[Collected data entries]
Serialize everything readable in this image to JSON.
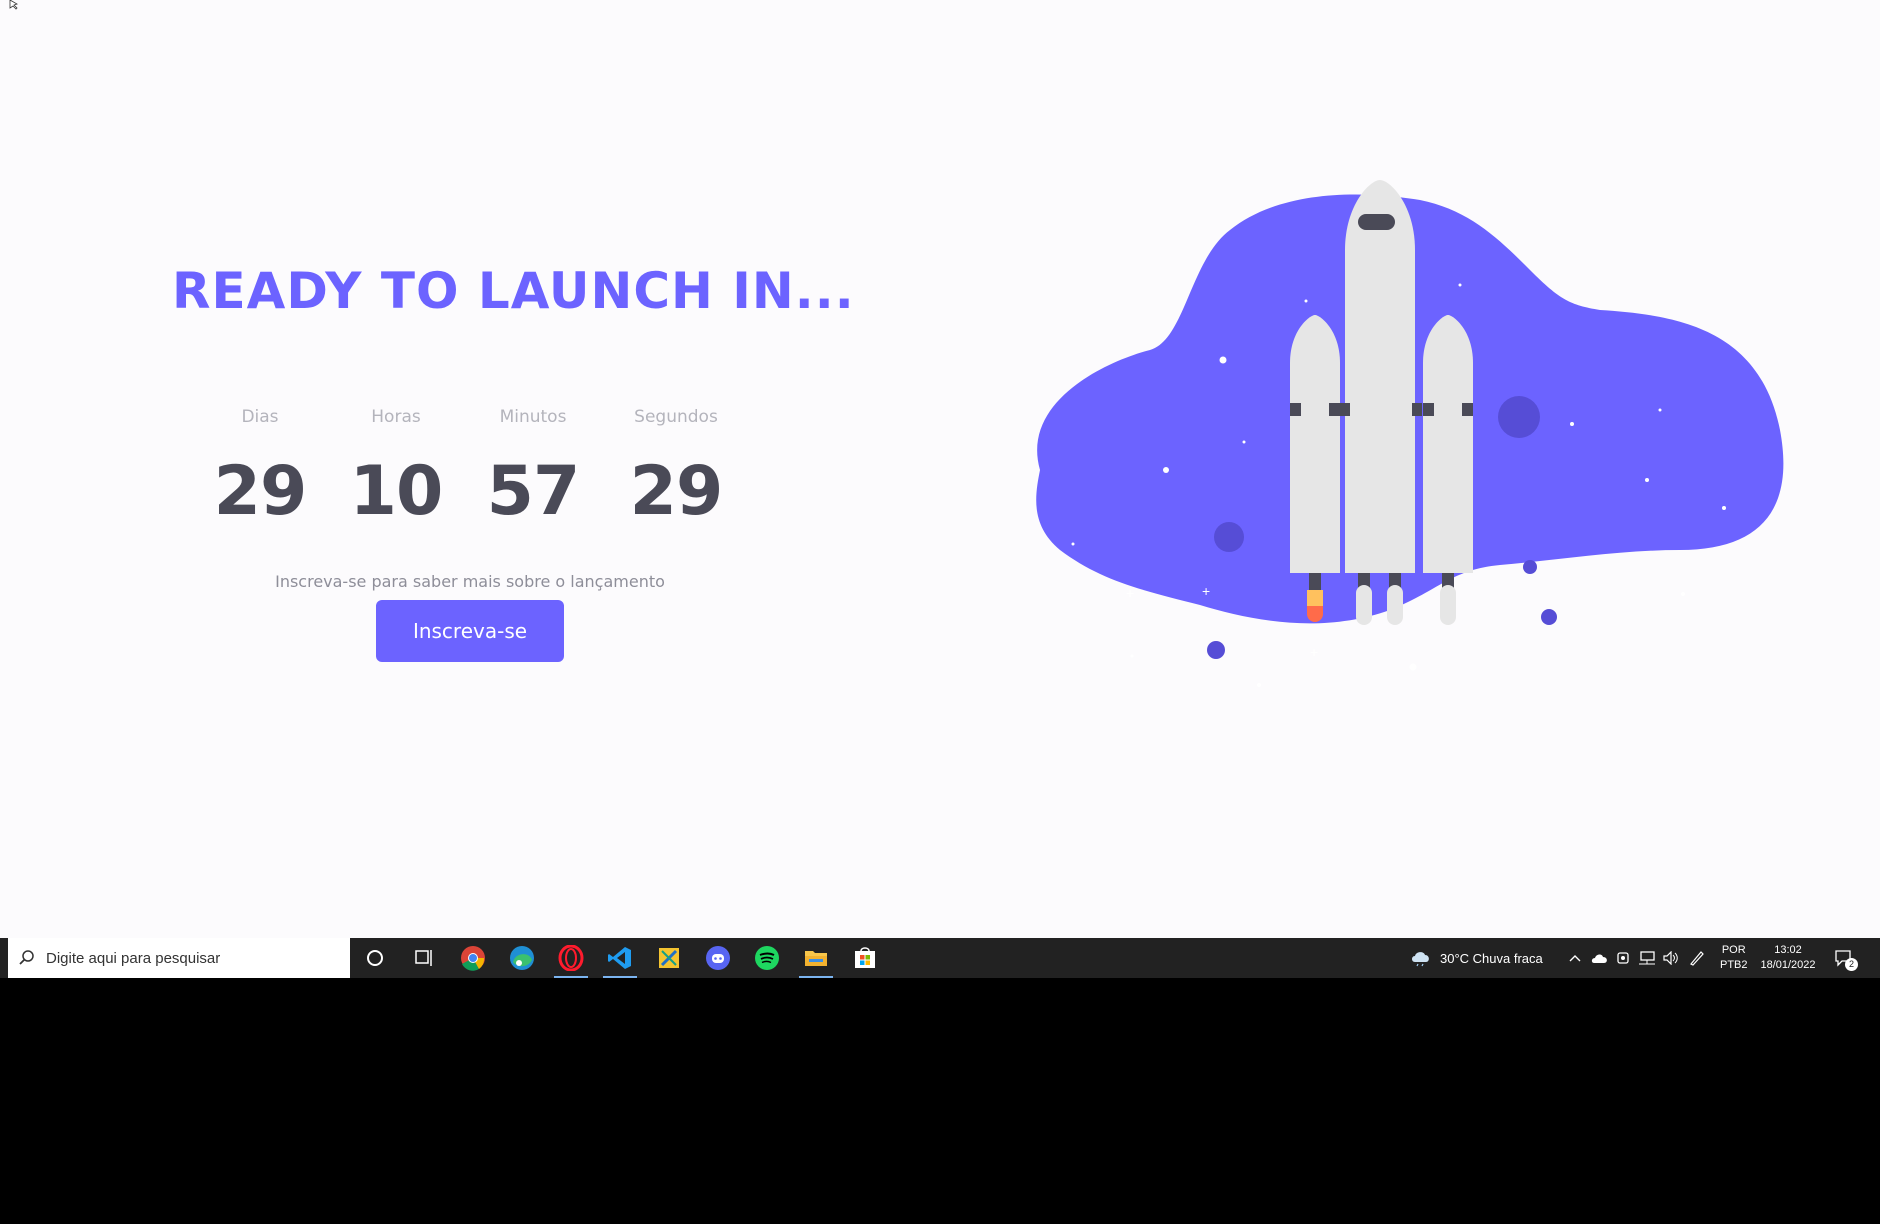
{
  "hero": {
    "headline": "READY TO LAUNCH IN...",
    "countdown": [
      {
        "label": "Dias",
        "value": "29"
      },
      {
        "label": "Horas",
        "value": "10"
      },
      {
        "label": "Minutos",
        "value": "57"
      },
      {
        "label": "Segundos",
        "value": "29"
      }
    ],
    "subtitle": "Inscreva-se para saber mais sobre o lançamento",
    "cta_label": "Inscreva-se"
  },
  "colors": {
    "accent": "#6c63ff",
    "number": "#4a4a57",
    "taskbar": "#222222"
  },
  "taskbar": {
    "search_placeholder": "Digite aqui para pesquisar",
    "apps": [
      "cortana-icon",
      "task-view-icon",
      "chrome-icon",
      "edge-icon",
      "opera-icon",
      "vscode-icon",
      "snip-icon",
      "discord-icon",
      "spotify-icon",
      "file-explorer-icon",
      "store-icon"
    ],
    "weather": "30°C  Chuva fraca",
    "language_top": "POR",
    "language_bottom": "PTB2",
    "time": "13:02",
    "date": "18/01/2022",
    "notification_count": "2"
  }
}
==
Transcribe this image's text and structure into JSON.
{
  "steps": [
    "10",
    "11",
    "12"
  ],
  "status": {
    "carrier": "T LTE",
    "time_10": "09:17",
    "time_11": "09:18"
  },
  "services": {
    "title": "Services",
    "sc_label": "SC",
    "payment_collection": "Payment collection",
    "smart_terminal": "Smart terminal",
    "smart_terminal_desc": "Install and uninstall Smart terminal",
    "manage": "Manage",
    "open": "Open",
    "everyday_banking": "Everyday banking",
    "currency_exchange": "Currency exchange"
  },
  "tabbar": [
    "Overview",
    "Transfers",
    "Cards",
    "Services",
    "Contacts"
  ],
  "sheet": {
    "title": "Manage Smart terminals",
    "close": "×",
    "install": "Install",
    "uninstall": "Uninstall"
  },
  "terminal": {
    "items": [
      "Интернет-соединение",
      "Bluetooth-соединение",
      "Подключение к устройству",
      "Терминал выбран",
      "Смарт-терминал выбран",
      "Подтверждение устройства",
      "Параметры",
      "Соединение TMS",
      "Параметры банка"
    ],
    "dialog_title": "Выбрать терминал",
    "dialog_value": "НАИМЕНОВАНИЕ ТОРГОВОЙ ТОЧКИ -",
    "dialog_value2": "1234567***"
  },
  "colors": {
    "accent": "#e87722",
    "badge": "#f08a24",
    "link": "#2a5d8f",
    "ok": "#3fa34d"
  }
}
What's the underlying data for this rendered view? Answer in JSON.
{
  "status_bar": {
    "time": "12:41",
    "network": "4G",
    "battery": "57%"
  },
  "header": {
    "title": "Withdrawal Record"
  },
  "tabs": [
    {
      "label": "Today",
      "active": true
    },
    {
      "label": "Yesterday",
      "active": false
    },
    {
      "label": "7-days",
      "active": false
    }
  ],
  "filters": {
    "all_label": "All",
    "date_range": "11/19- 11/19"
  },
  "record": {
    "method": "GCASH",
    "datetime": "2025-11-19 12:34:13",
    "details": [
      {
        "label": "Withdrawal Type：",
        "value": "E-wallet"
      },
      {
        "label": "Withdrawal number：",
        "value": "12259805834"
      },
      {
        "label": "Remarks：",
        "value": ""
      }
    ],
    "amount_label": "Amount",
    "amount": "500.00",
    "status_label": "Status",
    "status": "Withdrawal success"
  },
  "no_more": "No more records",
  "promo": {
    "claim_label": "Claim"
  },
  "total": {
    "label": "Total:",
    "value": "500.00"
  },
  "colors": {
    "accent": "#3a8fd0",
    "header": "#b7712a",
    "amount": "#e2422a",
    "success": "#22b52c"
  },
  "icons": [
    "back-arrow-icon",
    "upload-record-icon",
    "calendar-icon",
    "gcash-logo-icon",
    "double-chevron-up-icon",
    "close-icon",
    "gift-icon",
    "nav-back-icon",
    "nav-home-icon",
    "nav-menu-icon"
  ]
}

**Work to be completed:**
In the entries above, find each line with the word "JSON" and show it.

**Solution for this exercise:**
Serialize everything readable in this image to JSON.
Transcribe this image's text and structure into JSON.
What's the underlying data for this rendered view? Answer in JSON.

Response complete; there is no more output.